> _YOUR INSTRUCTIONS_
Reproduce the listing below without changes, except that pictures are left out.

> _SUPPLIED INFORMATION_
########

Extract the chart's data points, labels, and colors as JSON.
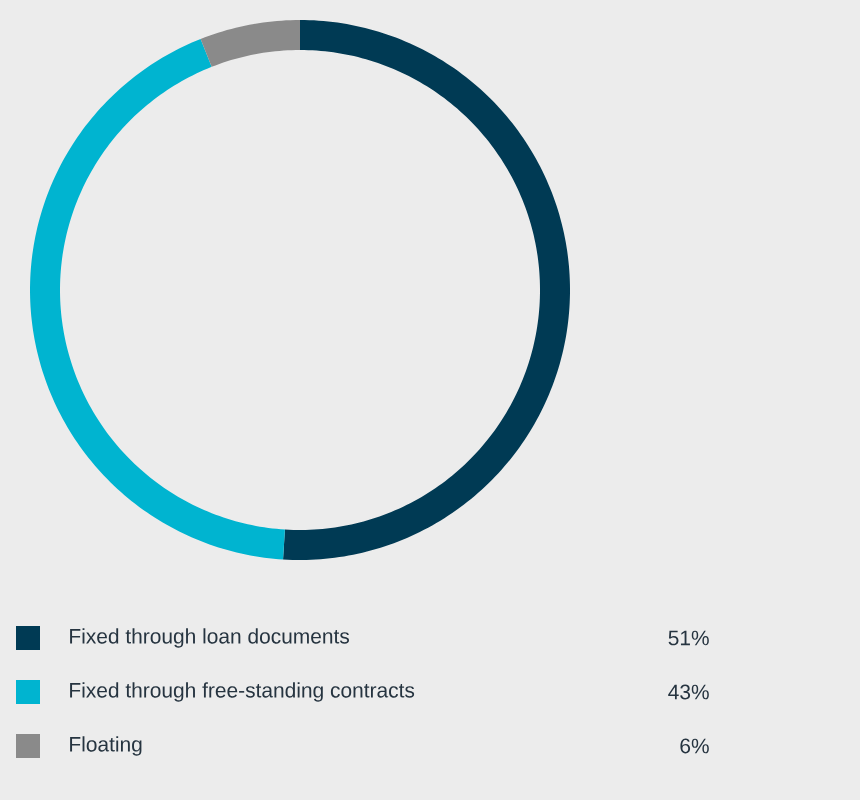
{
  "chart_data": {
    "type": "donut",
    "categories": [
      "Fixed through loan documents",
      "Fixed through free-standing contracts",
      "Floating"
    ],
    "values": [
      51,
      43,
      6
    ],
    "value_labels": [
      "51%",
      "43%",
      "6%"
    ],
    "colors": [
      "#003a54",
      "#00b4d0",
      "#8a8a8a"
    ],
    "legend": "bottom"
  }
}
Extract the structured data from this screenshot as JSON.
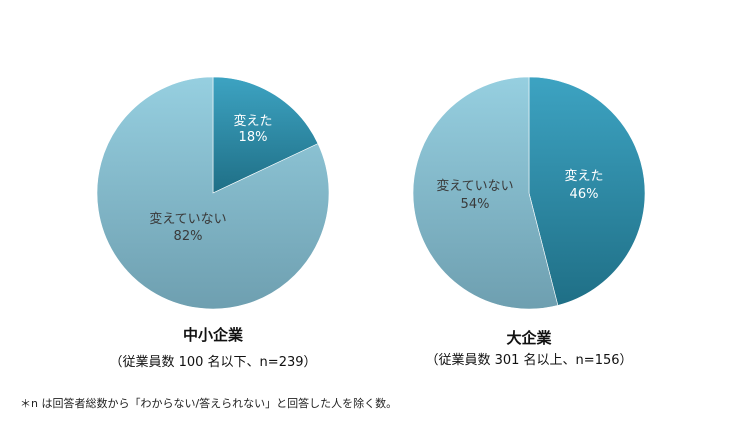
{
  "chart_data": [
    {
      "type": "pie",
      "title": "中小企業",
      "subtitle": "（従業員数 100 名以下、n=239）",
      "slices": [
        {
          "label": "変えた",
          "value": 18,
          "display": "18%",
          "color": "#2a8aa6"
        },
        {
          "label": "変えていない",
          "value": 82,
          "display": "82%",
          "color": "#7fbcd0"
        }
      ]
    },
    {
      "type": "pie",
      "title": "大企業",
      "subtitle": "（従業員数 301 名以上、n=156）",
      "slices": [
        {
          "label": "変えた",
          "value": 46,
          "display": "46%",
          "color": "#2a8aa6"
        },
        {
          "label": "変えていない",
          "value": 54,
          "display": "54%",
          "color": "#7fbcd0"
        }
      ]
    }
  ],
  "footnote": "＊n は回答者総数から「わからない/答えられない」と回答した人を除く数。"
}
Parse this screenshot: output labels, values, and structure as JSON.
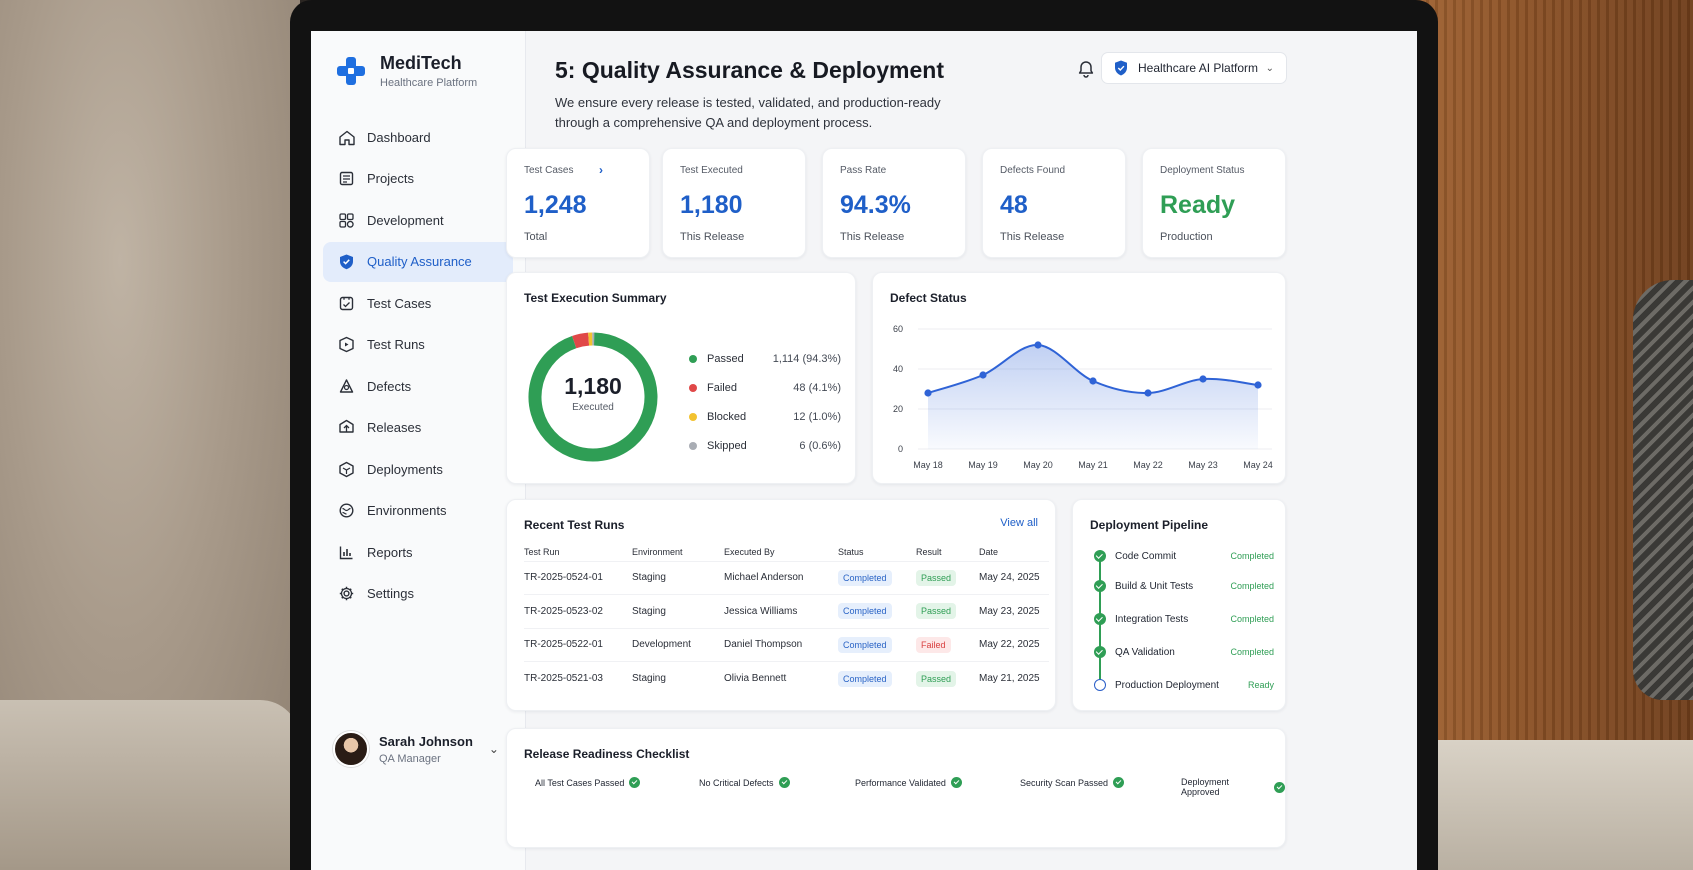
{
  "brand": {
    "name": "MediTech",
    "subtitle": "Healthcare Platform"
  },
  "sidebar": {
    "items": [
      {
        "label": "Dashboard",
        "icon": "home-icon"
      },
      {
        "label": "Projects",
        "icon": "projects-icon"
      },
      {
        "label": "Development",
        "icon": "development-icon"
      },
      {
        "label": "Quality Assurance",
        "icon": "shield-icon",
        "active": true
      },
      {
        "label": "Test Cases",
        "icon": "test-cases-icon"
      },
      {
        "label": "Test Runs",
        "icon": "test-runs-icon"
      },
      {
        "label": "Defects",
        "icon": "bug-icon"
      },
      {
        "label": "Releases",
        "icon": "releases-icon"
      },
      {
        "label": "Deployments",
        "icon": "deployments-icon"
      },
      {
        "label": "Environments",
        "icon": "environments-icon"
      },
      {
        "label": "Reports",
        "icon": "reports-icon"
      },
      {
        "label": "Settings",
        "icon": "gear-icon"
      }
    ]
  },
  "user": {
    "name": "Sarah Johnson",
    "role": "QA Manager"
  },
  "header": {
    "title": "5: Quality Assurance & Deployment",
    "description": "We ensure every release is tested, validated, and production-ready through a comprehensive QA and deployment process.",
    "platform": "Healthcare AI Platform"
  },
  "stats": [
    {
      "label": "Test Cases",
      "value": "1,248",
      "sub": "Total"
    },
    {
      "label": "Test Executed",
      "value": "1,180",
      "sub": "This Release"
    },
    {
      "label": "Pass Rate",
      "value": "94.3%",
      "sub": "This Release"
    },
    {
      "label": "Defects Found",
      "value": "48",
      "sub": "This Release"
    },
    {
      "label": "Deployment Status",
      "value": "Ready",
      "sub": "Production"
    }
  ],
  "execution": {
    "title": "Test Execution Summary",
    "total": "1,180",
    "total_label": "Executed",
    "legend": [
      {
        "label": "Passed",
        "value": "1,114 (94.3%)",
        "color": "#2f9e55",
        "count": 1114
      },
      {
        "label": "Failed",
        "value": "48 (4.1%)",
        "color": "#e04848",
        "count": 48
      },
      {
        "label": "Blocked",
        "value": "12 (1.0%)",
        "color": "#f2c230",
        "count": 12
      },
      {
        "label": "Skipped",
        "value": "6 (0.6%)",
        "color": "#a9adb4",
        "count": 6
      }
    ]
  },
  "chart_data": {
    "type": "area",
    "title": "Defect Status",
    "x": [
      "May 18",
      "May 19",
      "May 20",
      "May 21",
      "May 22",
      "May 23",
      "May 24"
    ],
    "series": [
      {
        "values": [
          28,
          37,
          52,
          34,
          28,
          35,
          32
        ]
      }
    ],
    "ylim": [
      0,
      60
    ],
    "yticks": [
      0,
      20,
      40,
      60
    ],
    "grid": true,
    "color": "#2f63d6"
  },
  "recent_runs": {
    "title": "Recent Test Runs",
    "view_all": "View all",
    "columns": [
      "Test Run",
      "Environment",
      "Executed By",
      "Status",
      "Result",
      "Date"
    ],
    "rows": [
      [
        "TR-2025-0524-01",
        "Staging",
        "Michael Anderson",
        "Completed",
        "Passed",
        "May 24, 2025"
      ],
      [
        "TR-2025-0523-02",
        "Staging",
        "Jessica Williams",
        "Completed",
        "Passed",
        "May 23, 2025"
      ],
      [
        "TR-2025-0522-01",
        "Development",
        "Daniel Thompson",
        "Completed",
        "Failed",
        "May 22, 2025"
      ],
      [
        "TR-2025-0521-03",
        "Staging",
        "Olivia Bennett",
        "Completed",
        "Passed",
        "May 21, 2025"
      ]
    ]
  },
  "pipeline": {
    "title": "Deployment Pipeline",
    "steps": [
      {
        "label": "Code Commit",
        "status": "Completed",
        "done": true
      },
      {
        "label": "Build & Unit Tests",
        "status": "Completed",
        "done": true
      },
      {
        "label": "Integration Tests",
        "status": "Completed",
        "done": true
      },
      {
        "label": "QA Validation",
        "status": "Completed",
        "done": true
      },
      {
        "label": "Production Deployment",
        "status": "Ready",
        "done": false
      }
    ]
  },
  "checklist": {
    "title": "Release Readiness Checklist",
    "items": [
      "All Test Cases Passed",
      "No Critical Defects",
      "Performance Validated",
      "Security Scan Passed",
      "Deployment Approved"
    ]
  }
}
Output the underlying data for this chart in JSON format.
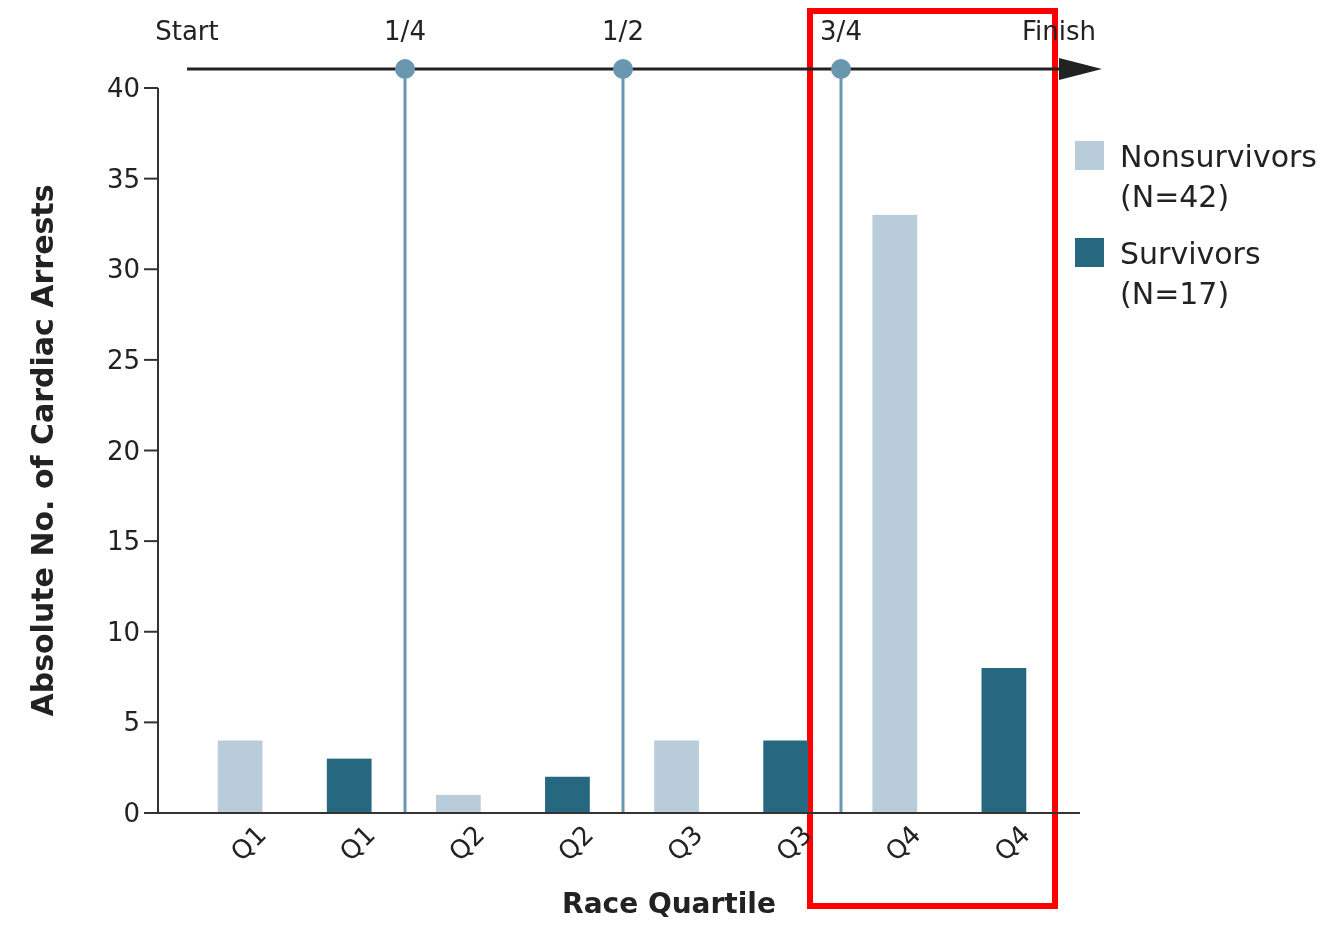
{
  "chart_data": {
    "type": "bar",
    "xlabel": "Race Quartile",
    "ylabel": "Absolute No. of Cardiac Arrests",
    "categories": [
      "Q1",
      "Q1",
      "Q2",
      "Q2",
      "Q3",
      "Q3",
      "Q4",
      "Q4"
    ],
    "series": [
      {
        "name": "Nonsurvivors (N=42)",
        "color": "#b8cdd9",
        "values": [
          4,
          null,
          1,
          null,
          4,
          null,
          33,
          null
        ]
      },
      {
        "name": "Survivors (N=17)",
        "color": "#266880",
        "values": [
          null,
          3,
          null,
          2,
          null,
          4,
          null,
          8
        ]
      }
    ],
    "ylim": [
      0,
      40
    ],
    "yticks": [
      0,
      5,
      10,
      15,
      20,
      25,
      30,
      35,
      40
    ],
    "x2lim": [
      0,
      1
    ],
    "x2ticks": [
      {
        "value": 0,
        "label": "Start"
      },
      {
        "value": 0.25,
        "label": "1/4"
      },
      {
        "value": 0.5,
        "label": "1/2"
      },
      {
        "value": 0.75,
        "label": "3/4"
      },
      {
        "value": 1,
        "label": "Finish"
      }
    ],
    "ref_lines": [
      {
        "axis": "x2",
        "value": 0.25,
        "color": "#6a97b0"
      },
      {
        "axis": "x2",
        "value": 0.5,
        "color": "#6a97b0"
      },
      {
        "axis": "x2",
        "value": 0.75,
        "color": "#6a97b0"
      }
    ],
    "grid": false,
    "legend": "top right"
  }
}
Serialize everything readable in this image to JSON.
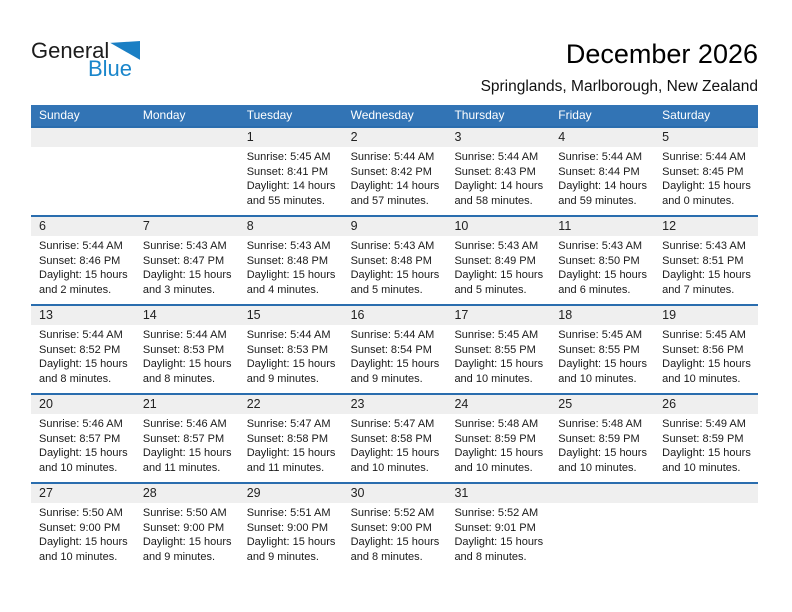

########

> _RESPONSE TO THIS EXERCISE_
Extract the chart's data points, labels, and colors as JSON.
{
  "chart_data": {
    "type": "donut",
    "categories": [
      "Fixed through loan documents",
      "Fixed through free-standing contracts",
      "Floating"
    ],
    "values": [
      51,
      43,
      6
    ],
    "value_labels": [
      "51%",
      "43%",
      "6%"
    ],
    "colors": [
      "#003a54",
      "#00b4d0",
      "#8a8a8a"
    ],
    "legend": "bottom"
  }
}
Extract the structured data from this screenshot as JSON.
{
  "chart_data": [
    {
      "type": "pie",
      "title": "中小企業",
      "subtitle": "（従業員数 100 名以下、n=239）",
      "slices": [
        {
          "label": "変えた",
          "value": 18,
          "display": "18%",
          "color": "#2a8aa6"
        },
        {
          "label": "変えていない",
          "value": 82,
          "display": "82%",
          "color": "#7fbcd0"
        }
      ]
    },
    {
      "type": "pie",
      "title": "大企業",
      "subtitle": "（従業員数 301 名以上、n=156）",
      "slices": [
        {
          "label": "変えた",
          "value": 46,
          "display": "46%",
          "color": "#2a8aa6"
        },
        {
          "label": "変えていない",
          "value": 54,
          "display": "54%",
          "color": "#7fbcd0"
        }
      ]
    }
  ],
  "footnote": "＊n は回答者総数から「わからない/答えられない」と回答した人を除く数。"
}
Parse this screenshot: output labels, values, and structure as JSON.
{
  "brand": {
    "name": "MediTech",
    "subtitle": "Healthcare Platform"
  },
  "sidebar": {
    "items": [
      {
        "label": "Dashboard",
        "icon": "home-icon"
      },
      {
        "label": "Projects",
        "icon": "projects-icon"
      },
      {
        "label": "Development",
        "icon": "development-icon"
      },
      {
        "label": "Quality Assurance",
        "icon": "shield-icon",
        "active": true
      },
      {
        "label": "Test Cases",
        "icon": "test-cases-icon"
      },
      {
        "label": "Test Runs",
        "icon": "test-runs-icon"
      },
      {
        "label": "Defects",
        "icon": "bug-icon"
      },
      {
        "label": "Releases",
        "icon": "releases-icon"
      },
      {
        "label": "Deployments",
        "icon": "deployments-icon"
      },
      {
        "label": "Environments",
        "icon": "environments-icon"
      },
      {
        "label": "Reports",
        "icon": "reports-icon"
      },
      {
        "label": "Settings",
        "icon": "gear-icon"
      }
    ]
  },
  "user": {
    "name": "Sarah Johnson",
    "role": "QA Manager"
  },
  "header": {
    "title": "5: Quality Assurance & Deployment",
    "description": "We ensure every release is tested, validated, and production-ready through a comprehensive QA and deployment process.",
    "platform": "Healthcare AI Platform"
  },
  "stats": [
    {
      "label": "Test Cases",
      "value": "1,248",
      "sub": "Total"
    },
    {
      "label": "Test Executed",
      "value": "1,180",
      "sub": "This Release"
    },
    {
      "label": "Pass Rate",
      "value": "94.3%",
      "sub": "This Release"
    },
    {
      "label": "Defects Found",
      "value": "48",
      "sub": "This Release"
    },
    {
      "label": "Deployment Status",
      "value": "Ready",
      "sub": "Production"
    }
  ],
  "execution": {
    "title": "Test Execution Summary",
    "total": "1,180",
    "total_label": "Executed",
    "legend": [
      {
        "label": "Passed",
        "value": "1,114 (94.3%)",
        "color": "#2f9e55",
        "count": 1114
      },
      {
        "label": "Failed",
        "value": "48 (4.1%)",
        "color": "#e04848",
        "count": 48
      },
      {
        "label": "Blocked",
        "value": "12 (1.0%)",
        "color": "#f2c230",
        "count": 12
      },
      {
        "label": "Skipped",
        "value": "6 (0.6%)",
        "color": "#a9adb4",
        "count": 6
      }
    ]
  },
  "chart_data": {
    "type": "area",
    "title": "Defect Status",
    "x": [
      "May 18",
      "May 19",
      "May 20",
      "May 21",
      "May 22",
      "May 23",
      "May 24"
    ],
    "series": [
      {
        "values": [
          28,
          37,
          52,
          34,
          28,
          35,
          32
        ]
      }
    ],
    "ylim": [
      0,
      60
    ],
    "yticks": [
      0,
      20,
      40,
      60
    ],
    "grid": true,
    "color": "#2f63d6"
  },
  "recent_runs": {
    "title": "Recent Test Runs",
    "view_all": "View all",
    "columns": [
      "Test Run",
      "Environment",
      "Executed By",
      "Status",
      "Result",
      "Date"
    ],
    "rows": [
      [
        "TR-2025-0524-01",
        "Staging",
        "Michael Anderson",
        "Completed",
        "Passed",
        "May 24, 2025"
      ],
      [
        "TR-2025-0523-02",
        "Staging",
        "Jessica Williams",
        "Completed",
        "Passed",
        "May 23, 2025"
      ],
      [
        "TR-2025-0522-01",
        "Development",
        "Daniel Thompson",
        "Completed",
        "Failed",
        "May 22, 2025"
      ],
      [
        "TR-2025-0521-03",
        "Staging",
        "Olivia Bennett",
        "Completed",
        "Passed",
        "May 21, 2025"
      ]
    ]
  },
  "pipeline": {
    "title": "Deployment Pipeline",
    "steps": [
      {
        "label": "Code Commit",
        "status": "Completed",
        "done": true
      },
      {
        "label": "Build & Unit Tests",
        "status": "Completed",
        "done": true
      },
      {
        "label": "Integration Tests",
        "status": "Completed",
        "done": true
      },
      {
        "label": "QA Validation",
        "status": "Completed",
        "done": true
      },
      {
        "label": "Production Deployment",
        "status": "Ready",
        "done": false
      }
    ]
  },
  "checklist": {
    "title": "Release Readiness Checklist",
    "items": [
      "All Test Cases Passed",
      "No Critical Defects",
      "Performance Validated",
      "Security Scan Passed",
      "Deployment Approved"
    ]
  }
}
Output the underlying data for this chart in JSON format.
{
  "chart_data": {
    "type": "bar",
    "xlabel": "Race Quartile",
    "ylabel": "Absolute No. of Cardiac Arrests",
    "categories": [
      "Q1",
      "Q1",
      "Q2",
      "Q2",
      "Q3",
      "Q3",
      "Q4",
      "Q4"
    ],
    "series": [
      {
        "name": "Nonsurvivors (N=42)",
        "color": "#b8cdd9",
        "values": [
          4,
          null,
          1,
          null,
          4,
          null,
          33,
          null
        ]
      },
      {
        "name": "Survivors (N=17)",
        "color": "#266880",
        "values": [
          null,
          3,
          null,
          2,
          null,
          4,
          null,
          8
        ]
      }
    ],
    "ylim": [
      0,
      40
    ],
    "yticks": [
      0,
      5,
      10,
      15,
      20,
      25,
      30,
      35,
      40
    ],
    "x2lim": [
      0,
      1
    ],
    "x2ticks": [
      {
        "value": 0,
        "label": "Start"
      },
      {
        "value": 0.25,
        "label": "1/4"
      },
      {
        "value": 0.5,
        "label": "1/2"
      },
      {
        "value": 0.75,
        "label": "3/4"
      },
      {
        "value": 1,
        "label": "Finish"
      }
    ],
    "ref_lines": [
      {
        "axis": "x2",
        "value": 0.25,
        "color": "#6a97b0"
      },
      {
        "axis": "x2",
        "value": 0.5,
        "color": "#6a97b0"
      },
      {
        "axis": "x2",
        "value": 0.75,
        "color": "#6a97b0"
      }
    ],
    "grid": false,
    "legend": "top right"
  }
}
Serialize everything readable in this image to JSON.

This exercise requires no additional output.